* **Do this**
Pick out and copy every line below that has the word "пасажира".

┌──

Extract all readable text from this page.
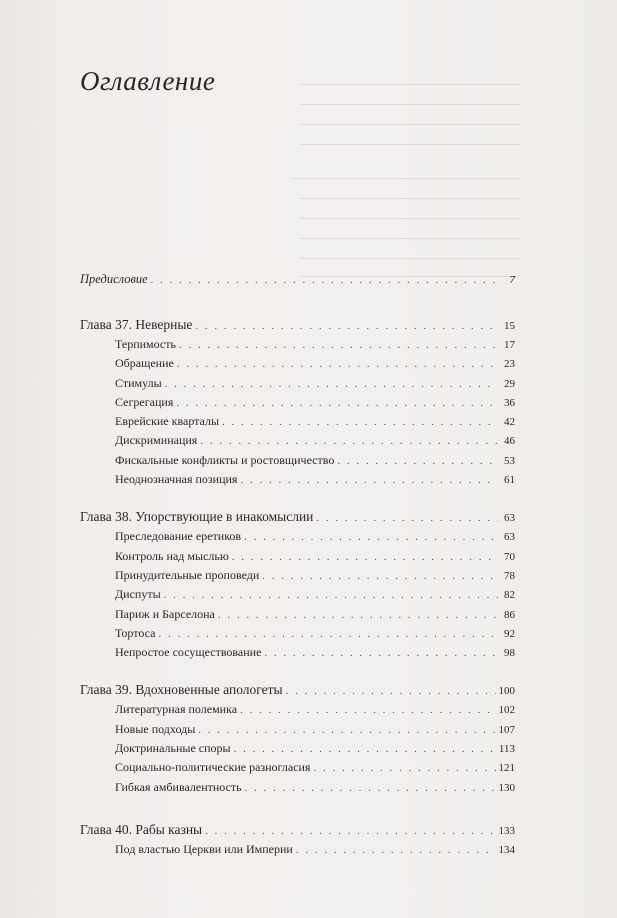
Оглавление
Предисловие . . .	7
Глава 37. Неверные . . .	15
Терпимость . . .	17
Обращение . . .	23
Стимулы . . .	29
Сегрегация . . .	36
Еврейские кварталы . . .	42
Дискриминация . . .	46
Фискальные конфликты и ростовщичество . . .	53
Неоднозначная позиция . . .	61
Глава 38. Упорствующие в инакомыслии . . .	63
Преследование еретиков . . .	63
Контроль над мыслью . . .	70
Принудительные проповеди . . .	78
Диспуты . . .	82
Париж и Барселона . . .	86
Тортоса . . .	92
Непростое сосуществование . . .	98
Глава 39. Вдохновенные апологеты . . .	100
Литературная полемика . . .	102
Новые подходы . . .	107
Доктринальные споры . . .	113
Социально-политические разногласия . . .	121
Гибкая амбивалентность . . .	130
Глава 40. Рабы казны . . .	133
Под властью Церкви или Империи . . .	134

└──
┌──

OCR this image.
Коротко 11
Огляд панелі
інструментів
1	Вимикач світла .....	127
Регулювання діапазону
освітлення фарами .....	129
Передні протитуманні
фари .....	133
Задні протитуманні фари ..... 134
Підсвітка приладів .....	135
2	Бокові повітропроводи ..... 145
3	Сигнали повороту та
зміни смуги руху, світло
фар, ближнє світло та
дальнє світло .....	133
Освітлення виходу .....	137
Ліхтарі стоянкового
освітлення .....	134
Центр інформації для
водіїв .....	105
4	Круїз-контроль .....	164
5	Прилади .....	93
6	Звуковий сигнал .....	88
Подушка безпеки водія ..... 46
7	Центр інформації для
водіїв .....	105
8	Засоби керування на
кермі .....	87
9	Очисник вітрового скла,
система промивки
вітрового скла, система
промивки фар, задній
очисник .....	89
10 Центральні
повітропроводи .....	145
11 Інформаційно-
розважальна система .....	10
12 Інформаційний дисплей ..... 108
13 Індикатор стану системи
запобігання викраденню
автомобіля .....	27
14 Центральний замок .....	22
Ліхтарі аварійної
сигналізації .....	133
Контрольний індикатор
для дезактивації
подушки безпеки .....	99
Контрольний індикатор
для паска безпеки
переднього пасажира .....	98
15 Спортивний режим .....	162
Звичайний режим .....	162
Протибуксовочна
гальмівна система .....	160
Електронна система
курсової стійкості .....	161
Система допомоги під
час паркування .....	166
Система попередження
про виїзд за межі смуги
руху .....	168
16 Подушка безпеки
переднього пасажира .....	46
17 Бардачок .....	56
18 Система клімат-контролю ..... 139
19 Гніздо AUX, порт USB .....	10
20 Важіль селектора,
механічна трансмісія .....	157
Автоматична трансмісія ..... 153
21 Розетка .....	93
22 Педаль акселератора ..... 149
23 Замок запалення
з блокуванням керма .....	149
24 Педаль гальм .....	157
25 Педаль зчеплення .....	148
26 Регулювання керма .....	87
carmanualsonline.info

└──
┌──

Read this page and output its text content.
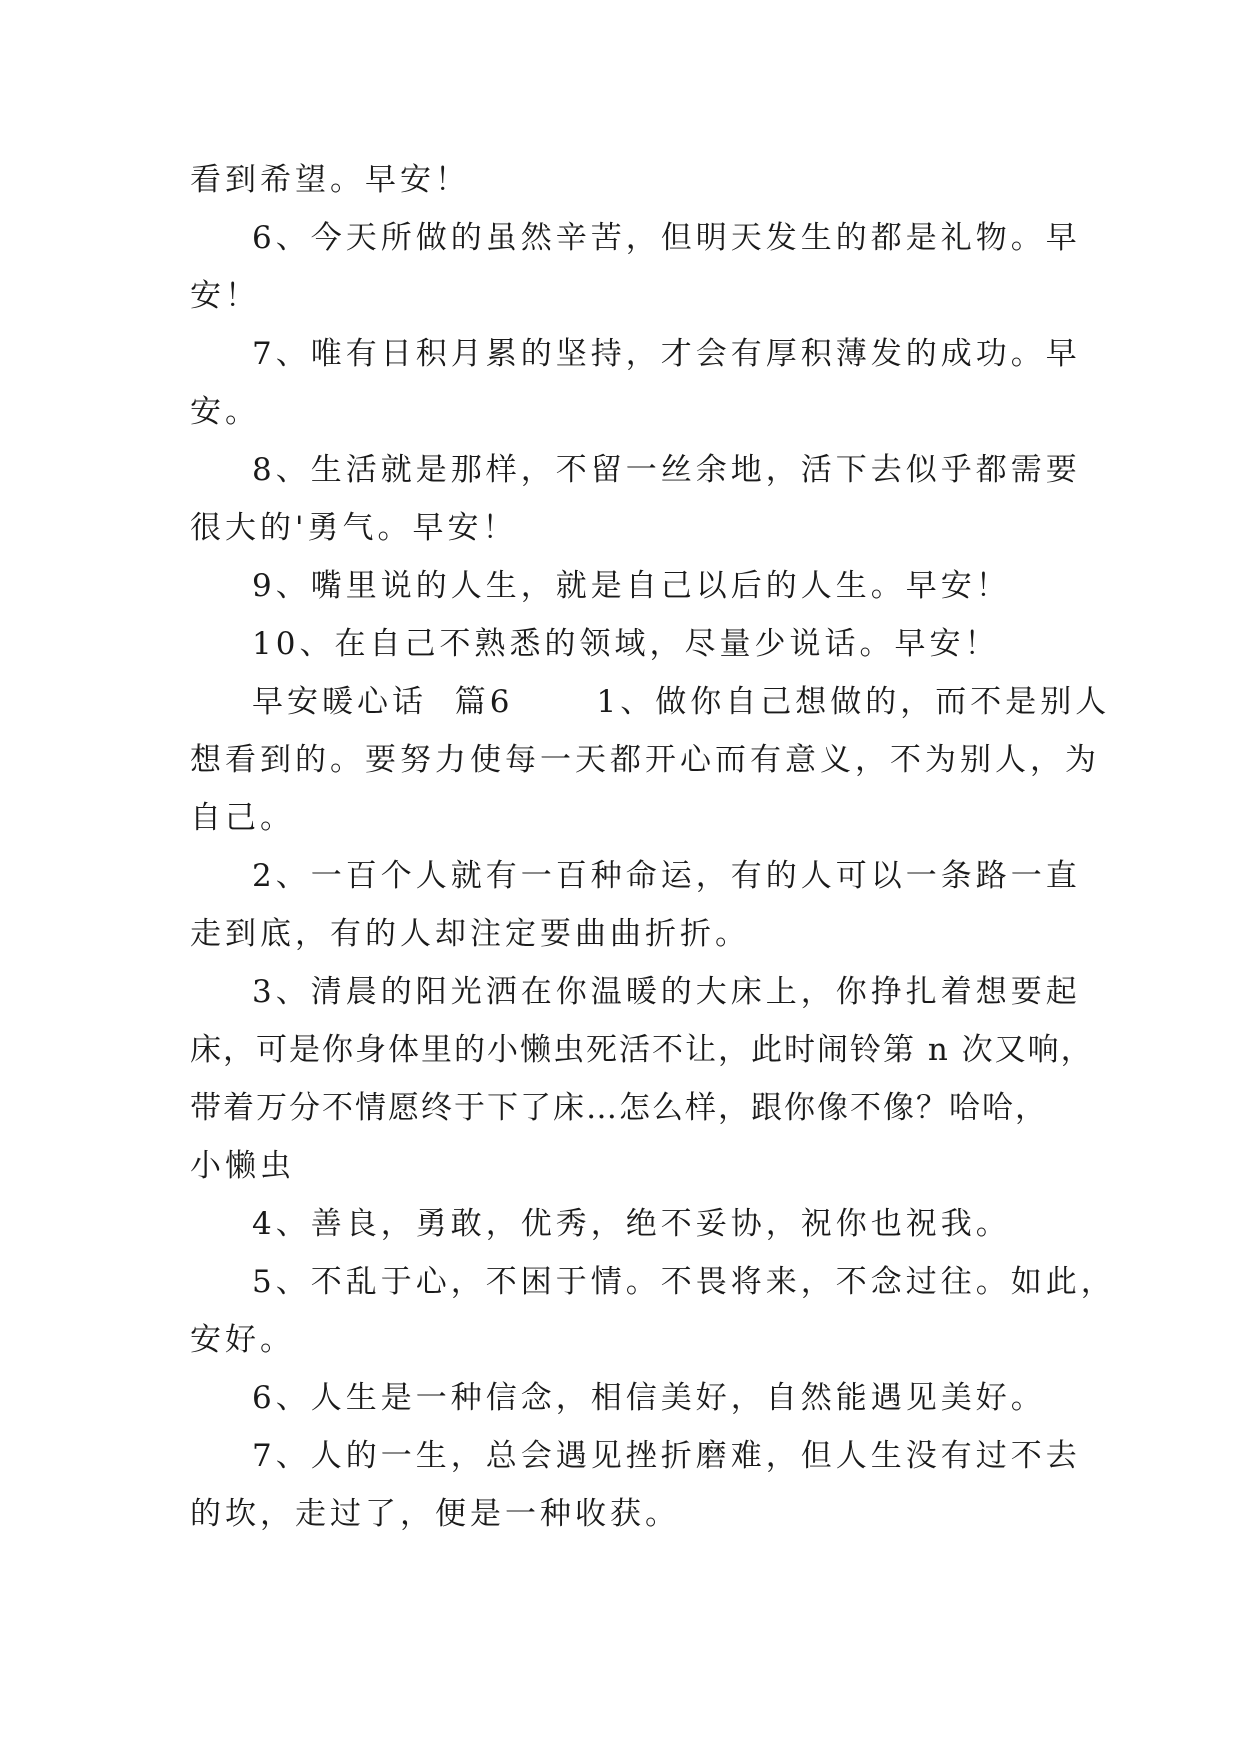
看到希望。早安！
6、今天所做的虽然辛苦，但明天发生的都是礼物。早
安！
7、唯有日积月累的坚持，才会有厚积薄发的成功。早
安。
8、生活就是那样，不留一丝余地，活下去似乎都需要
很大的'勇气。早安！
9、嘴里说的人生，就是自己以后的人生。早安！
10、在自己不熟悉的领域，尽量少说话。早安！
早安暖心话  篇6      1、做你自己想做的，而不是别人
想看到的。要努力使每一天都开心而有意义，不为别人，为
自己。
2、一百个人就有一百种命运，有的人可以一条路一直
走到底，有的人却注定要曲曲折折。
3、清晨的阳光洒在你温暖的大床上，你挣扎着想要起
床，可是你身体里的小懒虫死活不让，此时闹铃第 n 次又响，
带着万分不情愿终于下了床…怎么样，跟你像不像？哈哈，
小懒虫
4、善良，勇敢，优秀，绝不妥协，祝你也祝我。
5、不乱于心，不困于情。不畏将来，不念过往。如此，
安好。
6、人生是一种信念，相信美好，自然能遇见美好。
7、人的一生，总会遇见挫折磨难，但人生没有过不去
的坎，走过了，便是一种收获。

└──

* **Response to this exercise**
переднього пасажира .....	98
переднього пасажира .....	46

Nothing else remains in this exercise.